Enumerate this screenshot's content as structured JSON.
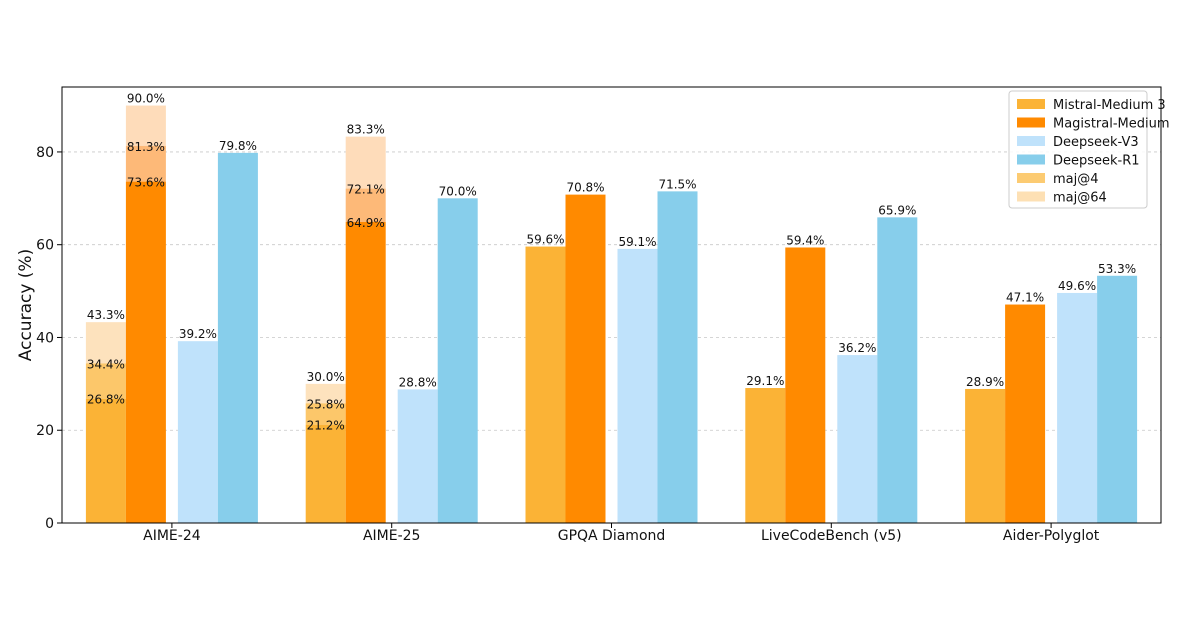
{
  "chart_data": {
    "type": "bar",
    "ylabel": "Accuracy (%)",
    "ylim": [
      0,
      94
    ],
    "yticks": [
      0,
      20,
      40,
      60,
      80
    ],
    "grid": true,
    "legend_position": "top-right",
    "categories": [
      "AIME-24",
      "AIME-25",
      "GPQA Diamond",
      "LiveCodeBench (v5)",
      "Aider-Polyglot"
    ],
    "series": [
      {
        "name": "Mistral-Medium 3",
        "color": "#FBB336",
        "values": [
          26.8,
          21.2,
          59.6,
          29.1,
          28.9
        ],
        "labels": [
          "26.8%",
          "21.2%",
          "59.6%",
          "29.1%",
          "28.9%"
        ]
      },
      {
        "name": "Magistral-Medium",
        "color": "#FF8A00",
        "values": [
          73.6,
          64.9,
          70.8,
          59.4,
          47.1
        ],
        "labels": [
          "73.6%",
          "64.9%",
          "70.8%",
          "59.4%",
          "47.1%"
        ]
      },
      {
        "name": "Deepseek-V3",
        "color": "#BFE2FB",
        "values": [
          39.2,
          28.8,
          59.1,
          36.2,
          49.6
        ],
        "labels": [
          "39.2%",
          "28.8%",
          "59.1%",
          "36.2%",
          "49.6%"
        ]
      },
      {
        "name": "Deepseek-R1",
        "color": "#87CEEB",
        "values": [
          79.8,
          70.0,
          71.5,
          65.9,
          53.3
        ],
        "labels": [
          "79.8%",
          "70.0%",
          "71.5%",
          "65.9%",
          "53.3%"
        ]
      }
    ],
    "stacked_extensions": [
      {
        "series": "Mistral-Medium 3",
        "category": "AIME-24",
        "maj4": 34.4,
        "maj4_label": "34.4%",
        "maj64": 43.3,
        "maj64_label": "43.3%"
      },
      {
        "series": "Magistral-Medium",
        "category": "AIME-24",
        "maj4": 81.3,
        "maj4_label": "81.3%",
        "maj64": 90.0,
        "maj64_label": "90.0%"
      },
      {
        "series": "Mistral-Medium 3",
        "category": "AIME-25",
        "maj4": 25.8,
        "maj4_label": "25.8%",
        "maj64": 30.0,
        "maj64_label": "30.0%"
      },
      {
        "series": "Magistral-Medium",
        "category": "AIME-25",
        "maj4": 72.1,
        "maj4_label": "72.1%",
        "maj64": 83.3,
        "maj64_label": "83.3%"
      }
    ],
    "extension_legend": [
      {
        "name": "maj@4",
        "color": "#FCCB72"
      },
      {
        "name": "maj@64",
        "color": "#FDE0B4"
      }
    ],
    "extension_colors": {
      "Mistral-Medium 3": {
        "maj4": "#FCC76A",
        "maj64": "#FDE2BD"
      },
      "Magistral-Medium": {
        "maj4": "#FDB978",
        "maj64": "#FEDCBA"
      }
    }
  }
}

+===+

Challenge — How many lines of the listing above include the word "name"? State the number and nothing else.

Right answer — 6